» Description of the task: In the entries, find all lines that hold the word "Irradiation" and copy them.

★ ★ ★

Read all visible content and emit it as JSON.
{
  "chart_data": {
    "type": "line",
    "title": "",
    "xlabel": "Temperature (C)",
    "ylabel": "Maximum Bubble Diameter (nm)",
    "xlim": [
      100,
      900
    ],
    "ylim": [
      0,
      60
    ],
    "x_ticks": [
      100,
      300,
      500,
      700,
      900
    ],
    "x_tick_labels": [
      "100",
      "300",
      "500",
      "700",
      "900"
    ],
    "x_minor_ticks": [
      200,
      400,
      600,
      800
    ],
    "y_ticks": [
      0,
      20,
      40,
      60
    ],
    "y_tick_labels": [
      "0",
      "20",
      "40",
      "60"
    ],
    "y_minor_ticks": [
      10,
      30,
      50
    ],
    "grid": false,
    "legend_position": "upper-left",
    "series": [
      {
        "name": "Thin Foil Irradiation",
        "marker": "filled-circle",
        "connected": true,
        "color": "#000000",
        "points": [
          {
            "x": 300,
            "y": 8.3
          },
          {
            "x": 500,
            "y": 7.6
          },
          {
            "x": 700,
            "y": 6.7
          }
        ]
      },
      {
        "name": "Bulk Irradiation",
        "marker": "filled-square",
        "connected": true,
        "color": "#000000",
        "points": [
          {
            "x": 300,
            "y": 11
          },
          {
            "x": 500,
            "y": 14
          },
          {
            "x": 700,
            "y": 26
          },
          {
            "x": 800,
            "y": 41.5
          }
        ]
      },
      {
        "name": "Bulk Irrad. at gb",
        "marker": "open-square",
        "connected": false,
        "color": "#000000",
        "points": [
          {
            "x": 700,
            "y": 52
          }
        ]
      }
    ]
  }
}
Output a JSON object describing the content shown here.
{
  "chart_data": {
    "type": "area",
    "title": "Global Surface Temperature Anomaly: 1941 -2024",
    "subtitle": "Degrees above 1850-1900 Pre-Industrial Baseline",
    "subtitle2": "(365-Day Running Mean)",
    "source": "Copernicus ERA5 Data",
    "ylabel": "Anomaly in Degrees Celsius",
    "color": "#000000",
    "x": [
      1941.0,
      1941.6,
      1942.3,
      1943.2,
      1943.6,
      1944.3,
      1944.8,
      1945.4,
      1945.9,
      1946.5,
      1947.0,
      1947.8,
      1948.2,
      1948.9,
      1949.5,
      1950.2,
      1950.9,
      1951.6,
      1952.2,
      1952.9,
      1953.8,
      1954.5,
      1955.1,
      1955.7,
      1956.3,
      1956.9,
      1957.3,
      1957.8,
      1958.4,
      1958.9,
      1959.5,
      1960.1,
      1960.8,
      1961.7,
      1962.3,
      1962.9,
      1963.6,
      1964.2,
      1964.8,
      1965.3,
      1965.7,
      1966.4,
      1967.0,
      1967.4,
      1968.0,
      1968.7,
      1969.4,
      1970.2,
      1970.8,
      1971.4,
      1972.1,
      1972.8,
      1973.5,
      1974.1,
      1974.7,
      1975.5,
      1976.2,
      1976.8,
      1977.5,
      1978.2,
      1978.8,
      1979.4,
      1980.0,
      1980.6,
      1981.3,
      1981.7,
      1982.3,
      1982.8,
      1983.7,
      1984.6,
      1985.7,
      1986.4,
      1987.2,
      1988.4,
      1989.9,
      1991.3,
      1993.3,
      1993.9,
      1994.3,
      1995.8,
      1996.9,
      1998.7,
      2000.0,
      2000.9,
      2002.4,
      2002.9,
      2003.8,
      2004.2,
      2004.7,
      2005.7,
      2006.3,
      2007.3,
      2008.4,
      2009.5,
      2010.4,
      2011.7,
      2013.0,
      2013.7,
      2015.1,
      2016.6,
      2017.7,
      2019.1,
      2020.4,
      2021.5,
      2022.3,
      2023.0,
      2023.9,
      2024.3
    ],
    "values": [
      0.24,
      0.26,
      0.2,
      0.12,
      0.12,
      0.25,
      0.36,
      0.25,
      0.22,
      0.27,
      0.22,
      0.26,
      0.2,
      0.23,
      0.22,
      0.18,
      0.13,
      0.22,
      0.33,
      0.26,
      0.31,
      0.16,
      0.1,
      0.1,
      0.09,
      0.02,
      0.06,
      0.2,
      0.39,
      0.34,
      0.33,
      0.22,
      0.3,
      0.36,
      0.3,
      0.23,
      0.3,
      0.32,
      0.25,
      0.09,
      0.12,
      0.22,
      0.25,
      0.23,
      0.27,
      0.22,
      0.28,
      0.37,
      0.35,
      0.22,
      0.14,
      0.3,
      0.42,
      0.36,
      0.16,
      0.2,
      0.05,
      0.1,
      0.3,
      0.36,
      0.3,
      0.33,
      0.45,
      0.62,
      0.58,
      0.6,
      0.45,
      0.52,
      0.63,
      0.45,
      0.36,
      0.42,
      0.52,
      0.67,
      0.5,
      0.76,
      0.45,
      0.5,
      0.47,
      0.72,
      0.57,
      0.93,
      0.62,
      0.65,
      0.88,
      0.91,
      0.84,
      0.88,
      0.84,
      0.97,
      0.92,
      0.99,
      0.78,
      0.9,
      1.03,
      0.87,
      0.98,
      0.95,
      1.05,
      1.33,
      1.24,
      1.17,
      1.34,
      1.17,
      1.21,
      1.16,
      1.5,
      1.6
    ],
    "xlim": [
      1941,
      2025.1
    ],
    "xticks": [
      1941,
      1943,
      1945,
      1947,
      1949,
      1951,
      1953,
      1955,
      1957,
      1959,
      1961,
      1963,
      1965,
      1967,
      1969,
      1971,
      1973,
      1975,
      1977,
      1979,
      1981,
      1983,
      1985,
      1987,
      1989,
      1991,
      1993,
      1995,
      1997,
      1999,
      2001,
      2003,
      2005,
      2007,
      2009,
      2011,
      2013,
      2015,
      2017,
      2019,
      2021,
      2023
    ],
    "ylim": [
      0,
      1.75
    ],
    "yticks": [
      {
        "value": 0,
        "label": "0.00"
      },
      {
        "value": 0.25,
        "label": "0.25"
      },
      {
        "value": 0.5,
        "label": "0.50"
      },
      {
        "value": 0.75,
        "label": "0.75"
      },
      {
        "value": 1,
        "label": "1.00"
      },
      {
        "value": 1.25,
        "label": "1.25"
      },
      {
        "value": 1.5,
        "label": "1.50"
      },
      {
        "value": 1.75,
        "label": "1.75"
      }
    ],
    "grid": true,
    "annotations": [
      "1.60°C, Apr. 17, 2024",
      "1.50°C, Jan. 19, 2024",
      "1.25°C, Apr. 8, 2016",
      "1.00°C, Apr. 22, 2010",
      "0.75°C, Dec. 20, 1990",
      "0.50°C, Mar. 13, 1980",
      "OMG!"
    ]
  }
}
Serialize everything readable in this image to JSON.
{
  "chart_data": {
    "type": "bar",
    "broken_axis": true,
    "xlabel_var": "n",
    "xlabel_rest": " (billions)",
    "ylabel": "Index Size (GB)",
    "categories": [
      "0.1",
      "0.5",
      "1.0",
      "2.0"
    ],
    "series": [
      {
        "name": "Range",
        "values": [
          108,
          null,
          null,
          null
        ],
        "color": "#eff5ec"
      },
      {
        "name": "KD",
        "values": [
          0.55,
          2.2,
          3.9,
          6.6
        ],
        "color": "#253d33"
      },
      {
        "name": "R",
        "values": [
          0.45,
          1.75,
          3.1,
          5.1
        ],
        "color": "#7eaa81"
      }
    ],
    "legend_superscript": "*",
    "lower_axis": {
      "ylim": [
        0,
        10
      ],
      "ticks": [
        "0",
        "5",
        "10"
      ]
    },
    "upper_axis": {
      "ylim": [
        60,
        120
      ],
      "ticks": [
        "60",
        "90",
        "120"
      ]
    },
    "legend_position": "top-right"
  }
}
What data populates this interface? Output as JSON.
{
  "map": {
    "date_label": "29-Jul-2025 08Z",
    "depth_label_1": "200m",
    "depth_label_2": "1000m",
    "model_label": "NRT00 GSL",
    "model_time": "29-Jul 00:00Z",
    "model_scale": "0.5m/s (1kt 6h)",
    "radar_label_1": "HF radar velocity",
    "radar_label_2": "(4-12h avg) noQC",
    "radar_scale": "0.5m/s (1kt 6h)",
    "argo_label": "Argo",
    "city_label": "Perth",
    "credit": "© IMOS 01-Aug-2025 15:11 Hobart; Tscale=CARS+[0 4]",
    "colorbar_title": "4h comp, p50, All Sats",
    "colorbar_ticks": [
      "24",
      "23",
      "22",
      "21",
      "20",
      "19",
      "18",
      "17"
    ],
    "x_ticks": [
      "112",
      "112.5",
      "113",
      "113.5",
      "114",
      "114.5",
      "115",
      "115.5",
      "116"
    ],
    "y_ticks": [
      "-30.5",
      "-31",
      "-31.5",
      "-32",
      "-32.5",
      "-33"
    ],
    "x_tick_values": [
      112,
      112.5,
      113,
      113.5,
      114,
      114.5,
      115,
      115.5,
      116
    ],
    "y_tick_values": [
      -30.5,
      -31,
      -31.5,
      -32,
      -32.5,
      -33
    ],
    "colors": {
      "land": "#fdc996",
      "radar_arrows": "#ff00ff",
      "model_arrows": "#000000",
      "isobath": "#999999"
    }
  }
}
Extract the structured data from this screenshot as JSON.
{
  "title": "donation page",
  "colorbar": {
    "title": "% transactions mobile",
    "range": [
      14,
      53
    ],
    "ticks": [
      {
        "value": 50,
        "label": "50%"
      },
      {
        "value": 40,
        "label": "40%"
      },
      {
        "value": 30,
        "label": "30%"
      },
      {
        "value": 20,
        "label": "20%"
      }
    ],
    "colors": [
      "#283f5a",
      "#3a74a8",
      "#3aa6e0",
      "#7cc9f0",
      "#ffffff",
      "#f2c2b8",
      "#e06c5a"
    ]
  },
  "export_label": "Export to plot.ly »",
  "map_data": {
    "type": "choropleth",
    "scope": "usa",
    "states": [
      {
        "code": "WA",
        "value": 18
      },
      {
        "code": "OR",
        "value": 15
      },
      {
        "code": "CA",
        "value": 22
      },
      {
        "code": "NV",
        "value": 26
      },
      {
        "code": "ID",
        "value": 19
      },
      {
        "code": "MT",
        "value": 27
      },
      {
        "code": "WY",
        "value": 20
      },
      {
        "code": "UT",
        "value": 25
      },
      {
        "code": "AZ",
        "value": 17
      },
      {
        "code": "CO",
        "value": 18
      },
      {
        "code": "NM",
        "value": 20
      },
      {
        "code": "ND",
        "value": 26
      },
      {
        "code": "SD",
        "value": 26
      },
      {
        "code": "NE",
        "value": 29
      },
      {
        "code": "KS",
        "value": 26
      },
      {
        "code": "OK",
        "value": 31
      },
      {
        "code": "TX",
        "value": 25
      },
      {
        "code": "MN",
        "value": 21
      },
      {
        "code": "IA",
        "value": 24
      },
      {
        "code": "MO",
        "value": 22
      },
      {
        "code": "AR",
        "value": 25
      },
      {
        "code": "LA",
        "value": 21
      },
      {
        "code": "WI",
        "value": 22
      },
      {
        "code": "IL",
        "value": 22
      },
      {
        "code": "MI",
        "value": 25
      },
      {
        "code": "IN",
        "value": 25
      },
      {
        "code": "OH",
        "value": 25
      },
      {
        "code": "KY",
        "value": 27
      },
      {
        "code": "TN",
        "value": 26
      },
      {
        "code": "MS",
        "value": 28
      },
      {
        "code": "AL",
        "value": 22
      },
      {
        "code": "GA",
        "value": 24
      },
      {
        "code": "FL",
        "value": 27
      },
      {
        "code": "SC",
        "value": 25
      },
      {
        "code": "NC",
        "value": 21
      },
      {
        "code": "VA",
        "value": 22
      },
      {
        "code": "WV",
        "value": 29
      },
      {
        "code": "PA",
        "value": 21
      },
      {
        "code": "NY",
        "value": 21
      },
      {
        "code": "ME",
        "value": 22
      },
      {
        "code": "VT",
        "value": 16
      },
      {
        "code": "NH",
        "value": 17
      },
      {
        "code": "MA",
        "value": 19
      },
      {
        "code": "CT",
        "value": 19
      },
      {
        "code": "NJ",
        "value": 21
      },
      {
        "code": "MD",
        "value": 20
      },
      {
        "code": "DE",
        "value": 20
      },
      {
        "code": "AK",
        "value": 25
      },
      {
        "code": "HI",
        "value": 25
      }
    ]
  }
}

★ ★ ★

» Result of the task:
        "name": "Thin Foil Irradiation",
        "name": "Bulk Irradiation",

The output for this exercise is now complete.